**Exercise materials**
-*-
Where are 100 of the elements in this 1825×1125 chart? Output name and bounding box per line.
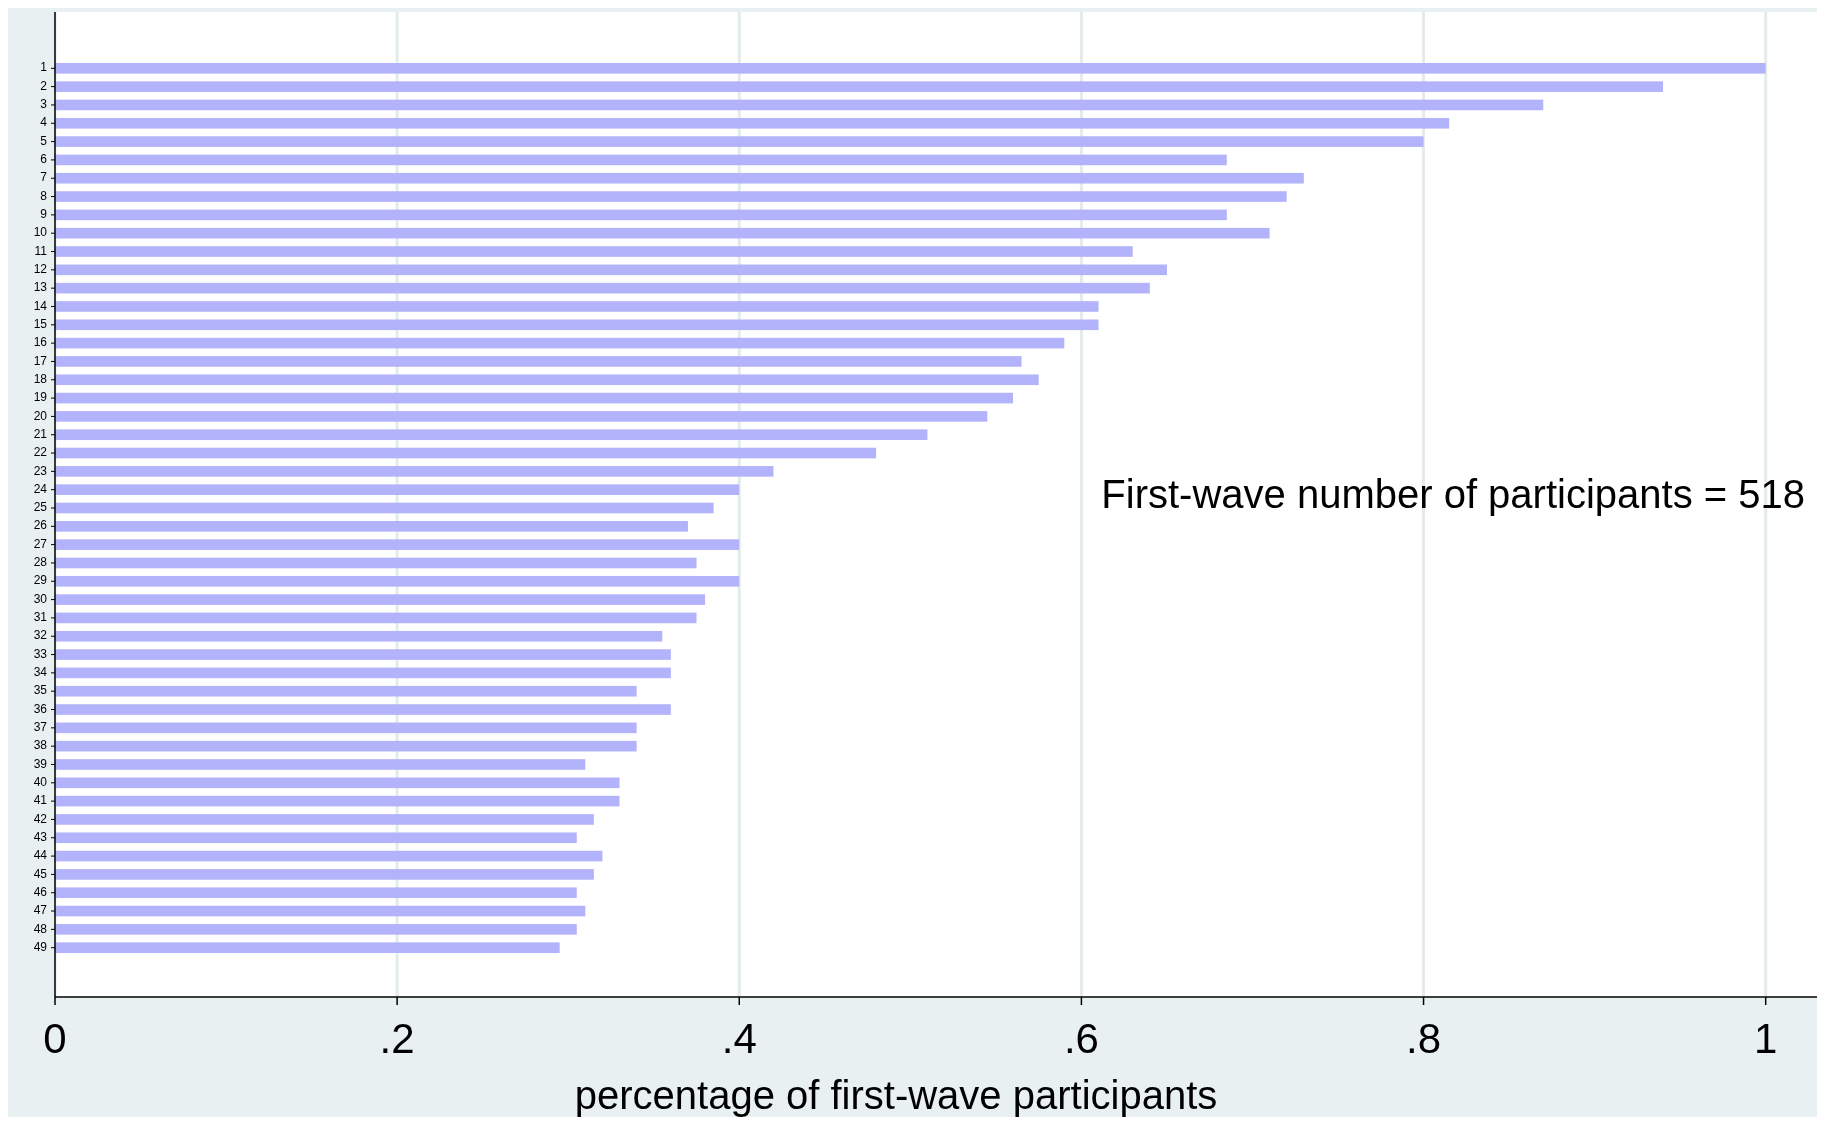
bar [55,594,706,605]
y-tick-label: 41 [33,793,48,808]
bar [55,942,560,953]
bar [55,740,637,752]
y-tick-label: 32 [33,628,48,643]
y-tick-label: 42 [33,811,48,826]
y-tick-label: 29 [33,573,48,588]
y-tick-label: 49 [33,939,48,954]
y-tick-label: 2 [40,78,48,93]
y-tick-label: 16 [33,335,48,350]
bar [55,209,1227,221]
bar [55,337,1065,349]
bar [55,484,740,495]
bar [55,117,1450,129]
bar [55,429,928,441]
y-tick-label: 25 [33,500,48,515]
y-tick-label: 13 [33,280,48,295]
bar [55,850,603,862]
x-tick-label: .6 [1063,1015,1099,1062]
y-tick-label: 20 [33,408,48,423]
y-tick-label: 4 [40,115,48,130]
bar [55,521,688,532]
y-tick-label: 46 [33,884,48,899]
bar [55,887,577,899]
y-tick-label: 11 [34,243,48,258]
y-tick-label: 37 [33,720,48,735]
y-tick-label: 14 [33,298,48,313]
bar [55,814,594,825]
bar [55,924,577,935]
y-tick-label: 38 [33,738,48,753]
y-tick-label: 24 [33,481,48,496]
y-tick-label: 8 [40,188,48,203]
x-tick-label: .4 [721,1015,757,1062]
bar [55,539,740,550]
y-tick-label: 26 [33,518,48,533]
y-tick-label: 6 [40,152,48,167]
y-tick-label: 35 [33,683,48,698]
y-tick-label: 36 [33,701,48,716]
bar [55,63,1766,74]
bar [55,392,1013,404]
bar [55,502,714,514]
annotation: First-wave number of participants = 518 [1101,472,1805,516]
bar [55,136,1424,147]
bar [55,777,620,789]
y-tick-label: 48 [33,921,48,936]
x-tick-label: .2 [379,1015,415,1062]
bar [55,759,586,770]
y-tick-label: 43 [33,829,48,844]
bar [55,575,740,587]
y-tick-label: 23 [33,463,48,478]
bar [55,557,697,569]
bar [55,704,671,715]
bar [55,612,697,624]
y-tick-label: 5 [40,133,48,148]
bar [55,832,577,844]
bar [55,319,1099,331]
y-tick-label: 15 [33,316,48,331]
bar [55,172,1304,184]
y-tick-label: 1 [40,60,48,75]
bar [55,667,671,679]
y-tick-label: 39 [33,756,48,771]
y-tick-label: 9 [40,207,48,222]
x-axis-title: percentage of first-wave participants [574,1073,1218,1117]
bar [55,154,1227,166]
y-tick-label: 19 [33,390,48,405]
bar [55,356,1022,367]
y-tick-label: 40 [33,774,48,789]
bar [55,447,877,459]
y-tick-label: 3 [40,97,48,112]
y-tick-label: 31 [33,610,48,625]
y-tick-label: 28 [33,555,48,570]
bar [55,227,1270,239]
bar [55,795,620,807]
bar [55,869,594,880]
bar [55,411,988,422]
bar [55,191,1287,202]
bar [55,685,637,697]
bar [55,264,1167,276]
y-tick-label: 17 [33,353,48,368]
y-tick-label: 27 [33,536,48,551]
y-tick-label: 44 [33,848,48,863]
bar [55,905,586,917]
bar [55,282,1150,294]
y-tick-label: 34 [33,665,48,680]
y-tick-label: 30 [33,591,48,606]
y-tick-label: 18 [33,371,48,386]
bar [55,301,1099,312]
bar [55,466,774,477]
y-tick-label: 12 [33,262,48,277]
x-tick-label: 1 [1754,1015,1778,1062]
y-tick-label: 45 [33,866,48,881]
y-tick-label: 7 [40,170,48,185]
y-tick-label: 33 [33,646,48,661]
bar [55,81,1664,92]
x-tick-label: .8 [1406,1015,1442,1062]
y-tick-label: 47 [33,903,48,918]
bar [55,246,1133,257]
bar [55,374,1039,386]
bar [55,722,637,734]
x-tick-label: 0 [43,1015,67,1062]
-*-
**Requirement**
Rewrite every item with "y-tick-label" changed to "y-axis-label" and everything else kept the same, leaving out the pictures.

**Exercise response**
Where are 100 of the elements in this 1825×1125 chart? Output name and bounding box per line.
bar [55,594,706,605]
y-axis-label: 41 [33,793,48,808]
bar [55,942,560,953]
bar [55,740,637,752]
y-axis-label: 32 [33,628,48,643]
y-axis-label: 42 [33,811,48,826]
y-axis-label: 29 [33,573,48,588]
y-axis-label: 49 [33,939,48,954]
y-axis-label: 2 [40,78,48,93]
y-axis-label: 16 [33,335,48,350]
bar [55,209,1227,221]
bar [55,337,1065,349]
bar [55,484,740,495]
bar [55,117,1450,129]
bar [55,429,928,441]
y-axis-label: 25 [33,500,48,515]
y-axis-label: 13 [33,280,48,295]
bar [55,850,603,862]
x-tick-label: .6 [1063,1015,1099,1062]
y-axis-label: 20 [33,408,48,423]
y-axis-label: 4 [40,115,48,130]
bar [55,521,688,532]
y-axis-label: 46 [33,884,48,899]
bar [55,887,577,899]
y-axis-label: 11 [34,243,48,258]
y-axis-label: 37 [33,720,48,735]
y-axis-label: 14 [33,298,48,313]
bar [55,814,594,825]
bar [55,924,577,935]
y-axis-label: 38 [33,738,48,753]
y-axis-label: 24 [33,481,48,496]
y-axis-label: 8 [40,188,48,203]
x-tick-label: .4 [721,1015,757,1062]
bar [55,539,740,550]
y-axis-label: 26 [33,518,48,533]
y-axis-label: 6 [40,152,48,167]
y-axis-label: 35 [33,683,48,698]
y-axis-label: 36 [33,701,48,716]
bar [55,63,1766,74]
bar [55,392,1013,404]
bar [55,502,714,514]
annotation: First-wave number of participants = 518 [1101,472,1805,516]
bar [55,136,1424,147]
bar [55,777,620,789]
y-axis-label: 48 [33,921,48,936]
x-tick-label: .2 [379,1015,415,1062]
bar [55,759,586,770]
y-axis-label: 43 [33,829,48,844]
bar [55,575,740,587]
y-axis-label: 23 [33,463,48,478]
bar [55,557,697,569]
bar [55,704,671,715]
bar [55,612,697,624]
y-axis-label: 5 [40,133,48,148]
bar [55,832,577,844]
bar [55,319,1099,331]
y-axis-label: 15 [33,316,48,331]
bar [55,172,1304,184]
y-axis-label: 1 [40,60,48,75]
bar [55,667,671,679]
y-axis-label: 39 [33,756,48,771]
y-axis-label: 9 [40,207,48,222]
x-axis-title: percentage of first-wave participants [574,1073,1218,1117]
bar [55,154,1227,166]
y-axis-label: 19 [33,390,48,405]
bar [55,356,1022,367]
y-axis-label: 40 [33,774,48,789]
bar [55,447,877,459]
y-axis-label: 3 [40,97,48,112]
y-axis-label: 31 [33,610,48,625]
y-axis-label: 28 [33,555,48,570]
bar [55,227,1270,239]
bar [55,795,620,807]
bar [55,869,594,880]
bar [55,411,988,422]
bar [55,191,1287,202]
bar [55,685,637,697]
bar [55,264,1167,276]
y-axis-label: 17 [33,353,48,368]
y-axis-label: 27 [33,536,48,551]
y-axis-label: 44 [33,848,48,863]
bar [55,905,586,917]
bar [55,282,1150,294]
y-axis-label: 34 [33,665,48,680]
y-axis-label: 30 [33,591,48,606]
y-axis-label: 18 [33,371,48,386]
bar [55,301,1099,312]
bar [55,466,774,477]
y-axis-label: 12 [33,262,48,277]
x-tick-label: 1 [1754,1015,1778,1062]
y-axis-label: 45 [33,866,48,881]
y-axis-label: 7 [40,170,48,185]
y-axis-label: 33 [33,646,48,661]
bar [55,81,1664,92]
x-tick-label: .8 [1406,1015,1442,1062]
y-axis-label: 47 [33,903,48,918]
bar [55,246,1133,257]
bar [55,374,1039,386]
bar [55,722,637,734]
x-tick-label: 0 [43,1015,67,1062]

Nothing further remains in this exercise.